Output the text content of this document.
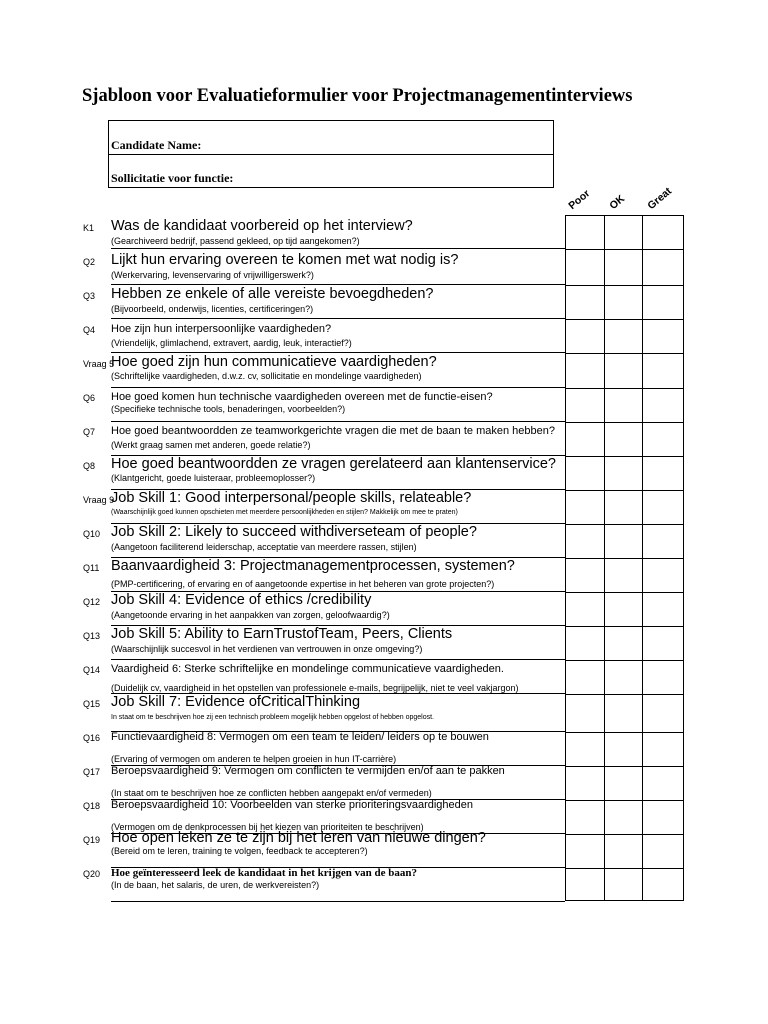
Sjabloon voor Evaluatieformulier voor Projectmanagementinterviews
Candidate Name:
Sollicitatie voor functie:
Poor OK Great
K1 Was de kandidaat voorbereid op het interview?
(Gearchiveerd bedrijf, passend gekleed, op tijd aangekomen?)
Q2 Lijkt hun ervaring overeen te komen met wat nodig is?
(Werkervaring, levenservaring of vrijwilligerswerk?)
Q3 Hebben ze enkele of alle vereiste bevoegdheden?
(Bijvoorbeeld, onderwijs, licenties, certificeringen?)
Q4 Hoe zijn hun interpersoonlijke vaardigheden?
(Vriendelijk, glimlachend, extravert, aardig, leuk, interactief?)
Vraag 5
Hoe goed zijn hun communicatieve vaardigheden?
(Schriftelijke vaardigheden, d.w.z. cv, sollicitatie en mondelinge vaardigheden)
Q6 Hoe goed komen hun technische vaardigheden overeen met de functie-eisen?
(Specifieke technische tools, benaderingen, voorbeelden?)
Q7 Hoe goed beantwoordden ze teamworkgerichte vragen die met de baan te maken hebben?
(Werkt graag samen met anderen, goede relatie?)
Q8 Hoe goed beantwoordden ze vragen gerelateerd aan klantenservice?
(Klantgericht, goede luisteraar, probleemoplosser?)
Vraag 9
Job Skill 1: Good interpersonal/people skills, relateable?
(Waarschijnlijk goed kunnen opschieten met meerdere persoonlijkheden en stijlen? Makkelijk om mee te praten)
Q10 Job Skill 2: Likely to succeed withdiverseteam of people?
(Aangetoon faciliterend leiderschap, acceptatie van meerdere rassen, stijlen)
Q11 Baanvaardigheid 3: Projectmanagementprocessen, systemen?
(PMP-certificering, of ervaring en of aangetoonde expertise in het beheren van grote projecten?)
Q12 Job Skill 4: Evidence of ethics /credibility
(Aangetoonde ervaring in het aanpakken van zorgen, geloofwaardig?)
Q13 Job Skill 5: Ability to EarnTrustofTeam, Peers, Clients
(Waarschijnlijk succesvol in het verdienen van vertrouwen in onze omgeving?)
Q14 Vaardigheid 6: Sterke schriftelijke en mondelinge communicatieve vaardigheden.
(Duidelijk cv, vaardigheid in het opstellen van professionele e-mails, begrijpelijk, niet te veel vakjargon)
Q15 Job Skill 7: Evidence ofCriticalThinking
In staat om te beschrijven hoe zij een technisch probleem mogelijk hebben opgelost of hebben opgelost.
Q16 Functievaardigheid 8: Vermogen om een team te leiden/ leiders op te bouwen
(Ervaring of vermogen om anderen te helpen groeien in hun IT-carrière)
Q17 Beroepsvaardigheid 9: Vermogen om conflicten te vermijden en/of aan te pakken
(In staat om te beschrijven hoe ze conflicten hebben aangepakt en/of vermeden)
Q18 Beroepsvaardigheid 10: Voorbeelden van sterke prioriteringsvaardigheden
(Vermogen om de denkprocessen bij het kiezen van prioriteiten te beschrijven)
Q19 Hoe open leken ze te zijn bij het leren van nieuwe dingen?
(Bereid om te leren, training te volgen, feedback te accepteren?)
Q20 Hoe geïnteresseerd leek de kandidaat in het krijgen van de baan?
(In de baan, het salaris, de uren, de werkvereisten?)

--- Exercise ---
Each entry shown above must be quoted exactly, with its pictures left out.

--- Complete answer ---
Output the text content of this document.
Sjabloon voor Evaluatieformulier voor Projectmanagementinterviews
Candidate Name:
Sollicitatie voor functie:
Poor OK Great
K1 Was de kandidaat voorbereid op het interview?
(Gearchiveerd bedrijf, passend gekleed, op tijd aangekomen?)
Q2 Lijkt hun ervaring overeen te komen met wat nodig is?
(Werkervaring, levenservaring of vrijwilligerswerk?)
Q3 Hebben ze enkele of alle vereiste bevoegdheden?
(Bijvoorbeeld, onderwijs, licenties, certificeringen?)
Q4 Hoe zijn hun interpersoonlijke vaardigheden?
(Vriendelijk, glimlachend, extravert, aardig, leuk, interactief?)
Vraag 5
Hoe goed zijn hun communicatieve vaardigheden?
(Schriftelijke vaardigheden, d.w.z. cv, sollicitatie en mondelinge vaardigheden)
Q6 Hoe goed komen hun technische vaardigheden overeen met de functie-eisen?
(Specifieke technische tools, benaderingen, voorbeelden?)
Q7 Hoe goed beantwoordden ze teamworkgerichte vragen die met de baan te maken hebben?
(Werkt graag samen met anderen, goede relatie?)
Q8 Hoe goed beantwoordden ze vragen gerelateerd aan klantenservice?
(Klantgericht, goede luisteraar, probleemoplosser?)
Vraag 9
Job Skill 1: Good interpersonal/people skills, relateable?
(Waarschijnlijk goed kunnen opschieten met meerdere persoonlijkheden en stijlen? Makkelijk om mee te praten)
Q10 Job Skill 2: Likely to succeed withdiverseteam of people?
(Aangetoon faciliterend leiderschap, acceptatie van meerdere rassen, stijlen)
Q11 Baanvaardigheid 3: Projectmanagementprocessen, systemen?
(PMP-certificering, of ervaring en of aangetoonde expertise in het beheren van grote projecten?)
Q12 Job Skill 4: Evidence of ethics /credibility
(Aangetoonde ervaring in het aanpakken van zorgen, geloofwaardig?)
Q13 Job Skill 5: Ability to EarnTrustofTeam, Peers, Clients
(Waarschijnlijk succesvol in het verdienen van vertrouwen in onze omgeving?)
Q14 Vaardigheid 6: Sterke schriftelijke en mondelinge communicatieve vaardigheden.
(Duidelijk cv, vaardigheid in het opstellen van professionele e-mails, begrijpelijk, niet te veel vakjargon)
Q15 Job Skill 7: Evidence ofCriticalThinking
In staat om te beschrijven hoe zij een technisch probleem mogelijk hebben opgelost of hebben opgelost.
Q16 Functievaardigheid 8: Vermogen om een team te leiden/ leiders op te bouwen
(Ervaring of vermogen om anderen te helpen groeien in hun IT-carrière)
Q17 Beroepsvaardigheid 9: Vermogen om conflicten te vermijden en/of aan te pakken
(In staat om te beschrijven hoe ze conflicten hebben aangepakt en/of vermeden)
Q18 Beroepsvaardigheid 10: Voorbeelden van sterke prioriteringsvaardigheden
(Vermogen om de denkprocessen bij het kiezen van prioriteiten te beschrijven)
Q19 Hoe open leken ze te zijn bij het leren van nieuwe dingen?
(Bereid om te leren, training te volgen, feedback te accepteren?)
Q20 Hoe geïnteresseerd leek de kandidaat in het krijgen van de baan?
(In de baan, het salaris, de uren, de werkvereisten?)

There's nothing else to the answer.